WRITTEN REQUEST:
Transcribe nothing but the lines from the one with "Parse this screenshot: output" to the end of the entries, both included, keeping each exact and leaving every picture out.

PROVIDED DATA:
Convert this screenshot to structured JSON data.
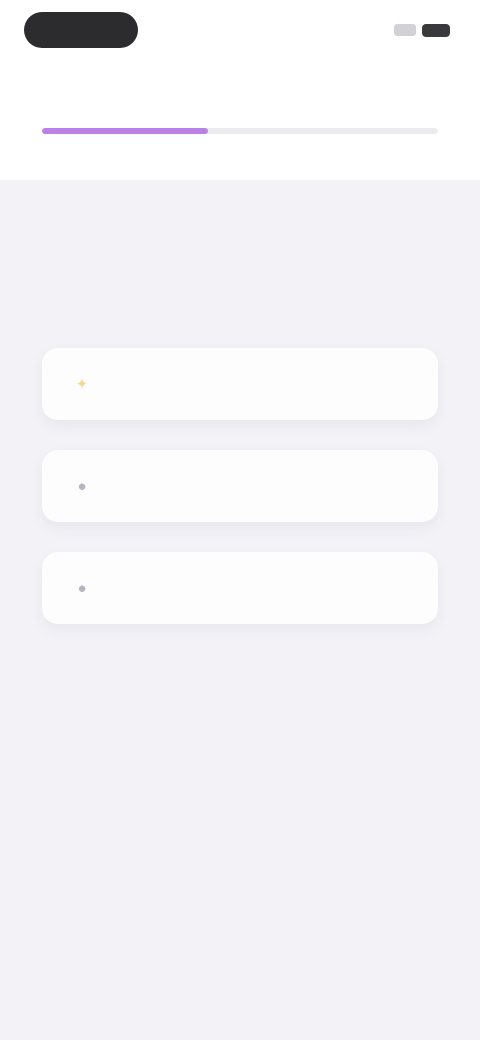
{
  "status_bar": {
    "icons": [
      "signal-icon",
      "battery-icon"
    ]
  },
  "nav": {
    "title": "",
    "action": ""
  },
  "progress": {
    "fraction": 0.42,
    "color": "#b981e6"
  },
  "question": {
    "text": ""
  },
  "options": [
    {
      "icon": "sparkle-icon",
      "label": ""
    },
    {
      "icon": "circle-icon",
      "label": ""
    },
    {
      "icon": "circle-icon",
      "label": ""
    }
  ],
  "colors": {
    "background": "#f2f2f7",
    "card": "#fdfdfe",
    "accent": "#b981e6"
  }
}
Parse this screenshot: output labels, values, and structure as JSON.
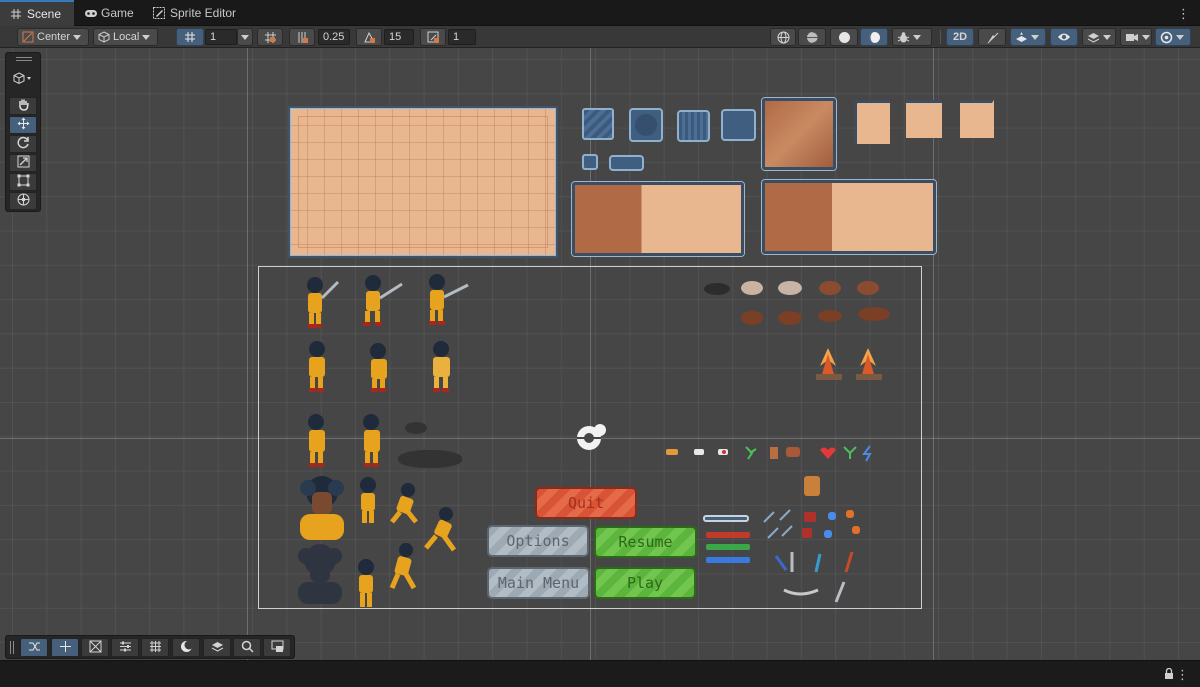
{
  "tabs": [
    {
      "label": "Scene",
      "icon": "grid-icon",
      "active": true
    },
    {
      "label": "Game",
      "icon": "gamepad-icon",
      "active": false
    },
    {
      "label": "Sprite Editor",
      "icon": "sprite-editor-icon",
      "active": false
    }
  ],
  "toolbar": {
    "pivot_label": "Center",
    "space_label": "Local",
    "grid_size": "1",
    "snap_increment": "0.25",
    "rotate_snap": "15",
    "scale_snap": "1",
    "mode_2d_label": "2D"
  },
  "scene": {
    "game_buttons": {
      "quit": "Quit",
      "options": "Options",
      "resume": "Resume",
      "main_menu": "Main Menu",
      "play": "Play"
    },
    "colors": {
      "quit": "#d95436",
      "options": "#9eaab3",
      "resume": "#5cb53c",
      "main_menu": "#9eaab3",
      "play": "#5cb53c",
      "panel": "#e8b68f",
      "frame": "#3f546b"
    }
  }
}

ANSWER FOR THIS EXERCISE:
Parse this screenshot: output labels, values, and structure as JSON.
{
  "tabs": [
    {
      "label": "Scene",
      "icon": "grid-icon",
      "active": true
    },
    {
      "label": "Game",
      "icon": "gamepad-icon",
      "active": false
    },
    {
      "label": "Sprite Editor",
      "icon": "sprite-editor-icon",
      "active": false
    }
  ],
  "toolbar": {
    "pivot_label": "Center",
    "space_label": "Local",
    "grid_size": "1",
    "snap_increment": "0.25",
    "rotate_snap": "15",
    "scale_snap": "1",
    "mode_2d_label": "2D"
  },
  "scene": {
    "game_buttons": {
      "quit": "Quit",
      "options": "Options",
      "resume": "Resume",
      "main_menu": "Main Menu",
      "play": "Play"
    },
    "colors": {
      "quit": "#d95436",
      "options": "#9eaab3",
      "resume": "#5cb53c",
      "main_menu": "#9eaab3",
      "play": "#5cb53c",
      "panel": "#e8b68f",
      "frame": "#3f546b"
    }
  }
}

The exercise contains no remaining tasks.